──────── Extract to read
Saturday, June 5, 2010

unexpected tour....

yesterday went to 'chi chong gai'...
also known as jalan petaling a.k.a china town.
do you know why we(me and hooi chuen[the girl same birthday with me]) suddenly went there?
because we thought there will be bus taking us back to hostel at 5pm.
thus we went to library to online and do assignment due to afraid locking ourselves in extremely 'kampung' places such as the hostel...
when the clock struck 2pm,we felt kinda creepy....
the people in the library getting lesser....
usually during 12pm till 4pm,the library is full of human being onlining there....
yesterday after 2,not more than 10 people left.
we saw none of our hostel mates.
proven there won't be bus coming to fetch us.

i suggested that we should go somewhere shopping or have a walk before we go back to the hostel since we need to go kl then only we can take a bus back to puchong.
────────────────
- **What this task involves**:
Write the next part of the blog post above about the unexpected trip to Petaling Street, starting after its final sentence.
──────── Recorded data
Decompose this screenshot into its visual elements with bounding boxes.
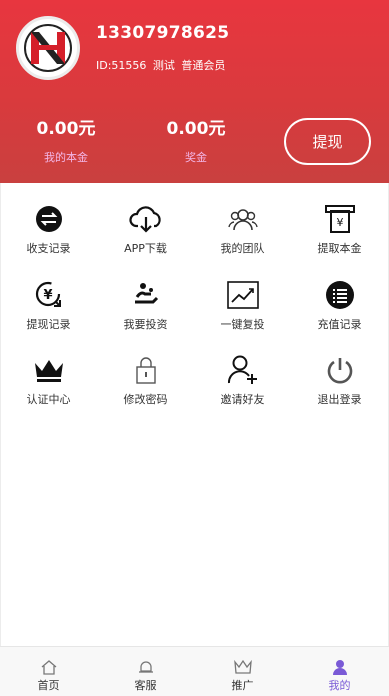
────────────────
- **Answer**:
at first i suggested to go to bukit bintang since lot 10,times square,pavillion and sungai wang are there BUT it's kinda troublesome to find a bus back to puchong from that place....
we need to take lrt then komuter only we can reach the correct bus station.
so...
we changed our mind.
called and ask xin lin(the one from terengganu)where she and her boyfriend is.
*her boyfriend purposely came down from kelantan to meet her.
pity them.
1 from terengganu another from kelantan.
1/2 year meet once....*
she told us she's in mid valley.
we planned to go there BUT not to 'kacau daun'...
just...easier for us to meet and go back together.
after waiting for the bus for around 10 minutes...i change my mind again.
i don't feel like going to mid valley again so i told her let's go to pasar seni then go chi chong gai.
we went to the lrt station and began our journey.:D
we went to pasar seni a.k.a. central market.
some of the sovenirs kinda amuse us.
i didn't have photos to show :(
my phone...cheap model...take picture not really nice and actually we are not allow to take pictures but my friend took some :)
besides sovenirs,we saw a few other interesting stuff but i'm kinda lazy to describe.

then we walked a few streets before we reach chi chong gai...
erm...we walk walk and see see things...
then we look for a place to sit down and online because the laptop is tooooooo heavy
:(

we went into a kfc nearby.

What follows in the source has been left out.